# START OF Exercise materials

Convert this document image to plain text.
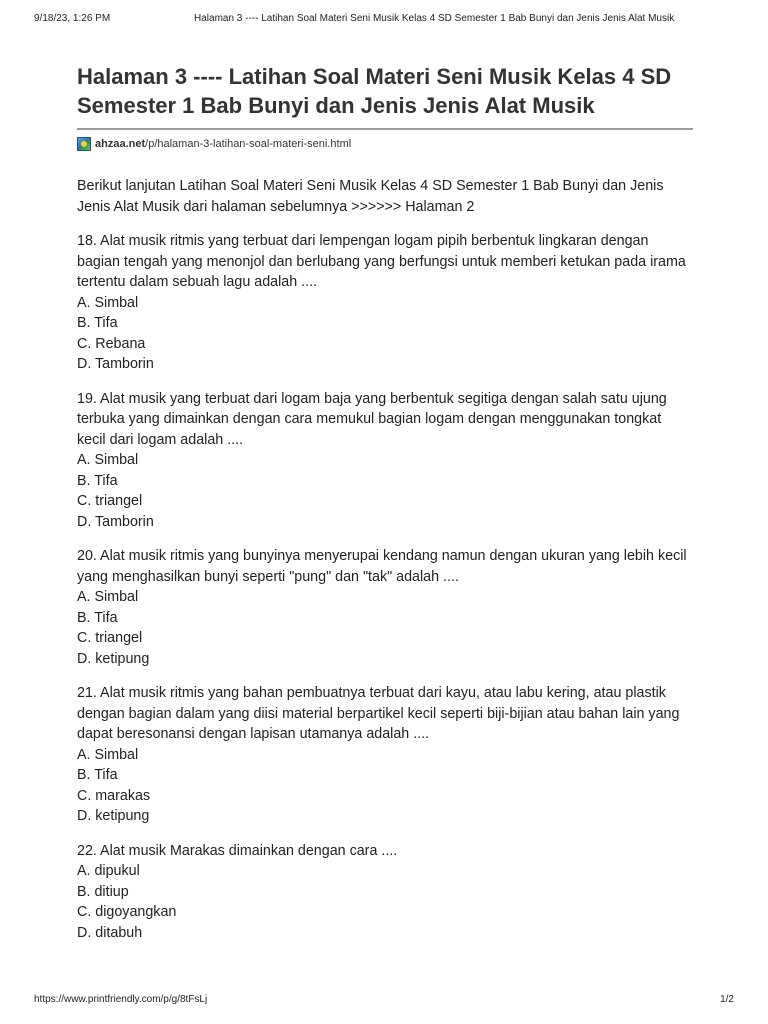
9/18/23, 1:26 PM	Halaman 3 ---- Latihan Soal Materi Seni Musik Kelas 4 SD Semester 1 Bab Bunyi dan Jenis Jenis Alat Musik
Halaman 3 ---- Latihan Soal Materi Seni Musik Kelas 4 SD Semester 1 Bab Bunyi dan Jenis Jenis Alat Musik
ahzaa.net /p/halaman-3-latihan-soal-materi-seni.html
Berikut lanjutan Latihan Soal Materi Seni Musik Kelas 4 SD Semester 1 Bab Bunyi dan Jenis Jenis Alat Musik dari halaman sebelumnya >>>>>> Halaman 2
18. Alat musik ritmis yang terbuat dari lempengan logam pipih berbentuk lingkaran dengan bagian tengah yang menonjol dan berlubang yang berfungsi untuk memberi ketukan pada irama tertentu dalam sebuah lagu adalah ....
A. Simbal
B. Tifa
C. Rebana
D. Tamborin
19. Alat musik yang terbuat dari logam baja yang berbentuk segitiga dengan salah satu ujung terbuka yang dimainkan dengan cara memukul bagian logam dengan menggunakan tongkat kecil dari logam adalah ....
A. Simbal
B. Tifa
C. triangel
D. Tamborin
20. Alat musik ritmis yang bunyinya menyerupai kendang namun dengan ukuran yang lebih kecil yang menghasilkan bunyi seperti "pung" dan "tak" adalah ....
A. Simbal
B. Tifa
C. triangel
D. ketipung
21. Alat musik ritmis yang bahan pembuatnya terbuat dari kayu, atau labu kering, atau plastik dengan bagian dalam yang diisi material berpartikel kecil seperti biji-bijian atau bahan lain yang dapat beresonansi dengan lapisan utamanya adalah ....
A. Simbal
B. Tifa
C. marakas
D. ketipung
22. Alat musik Marakas dimainkan dengan cara ....
A. dipukul
B. ditiup
C. digoyangkan
D. ditabuh
https://www.printfriendly.com/p/g/8tFsLj	1/2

# END OF Exercise materials

Quote each record exactly as it stands, minus the pictures.

→ Response below
Convert this document image to plain text.
9/18/23, 1:26 PM	Halaman 3 ---- Latihan Soal Materi Seni Musik Kelas 4 SD Semester 1 Bab Bunyi dan Jenis Jenis Alat Musik
Halaman 3 ---- Latihan Soal Materi Seni Musik Kelas 4 SD Semester 1 Bab Bunyi dan Jenis Jenis Alat Musik
ahzaa.net /p/halaman-3-latihan-soal-materi-seni.html
Berikut lanjutan Latihan Soal Materi Seni Musik Kelas 4 SD Semester 1 Bab Bunyi dan Jenis Jenis Alat Musik dari halaman sebelumnya >>>>>> Halaman 2
18. Alat musik ritmis yang terbuat dari lempengan logam pipih berbentuk lingkaran dengan bagian tengah yang menonjol dan berlubang yang berfungsi untuk memberi ketukan pada irama tertentu dalam sebuah lagu adalah ....
A. Simbal
B. Tifa
C. Rebana
D. Tamborin
19. Alat musik yang terbuat dari logam baja yang berbentuk segitiga dengan salah satu ujung terbuka yang dimainkan dengan cara memukul bagian logam dengan menggunakan tongkat kecil dari logam adalah ....
A. Simbal
B. Tifa
C. triangel
D. Tamborin
20. Alat musik ritmis yang bunyinya menyerupai kendang namun dengan ukuran yang lebih kecil yang menghasilkan bunyi seperti "pung" dan "tak" adalah ....
A. Simbal
B. Tifa
C. triangel
D. ketipung
21. Alat musik ritmis yang bahan pembuatnya terbuat dari kayu, atau labu kering, atau plastik dengan bagian dalam yang diisi material berpartikel kecil seperti biji-bijian atau bahan lain yang dapat beresonansi dengan lapisan utamanya adalah ....
A. Simbal
B. Tifa
C. marakas
D. ketipung
22. Alat musik Marakas dimainkan dengan cara ....
A. dipukul
B. ditiup
C. digoyangkan
D. ditabuh
https://www.printfriendly.com/p/g/8tFsLj	1/2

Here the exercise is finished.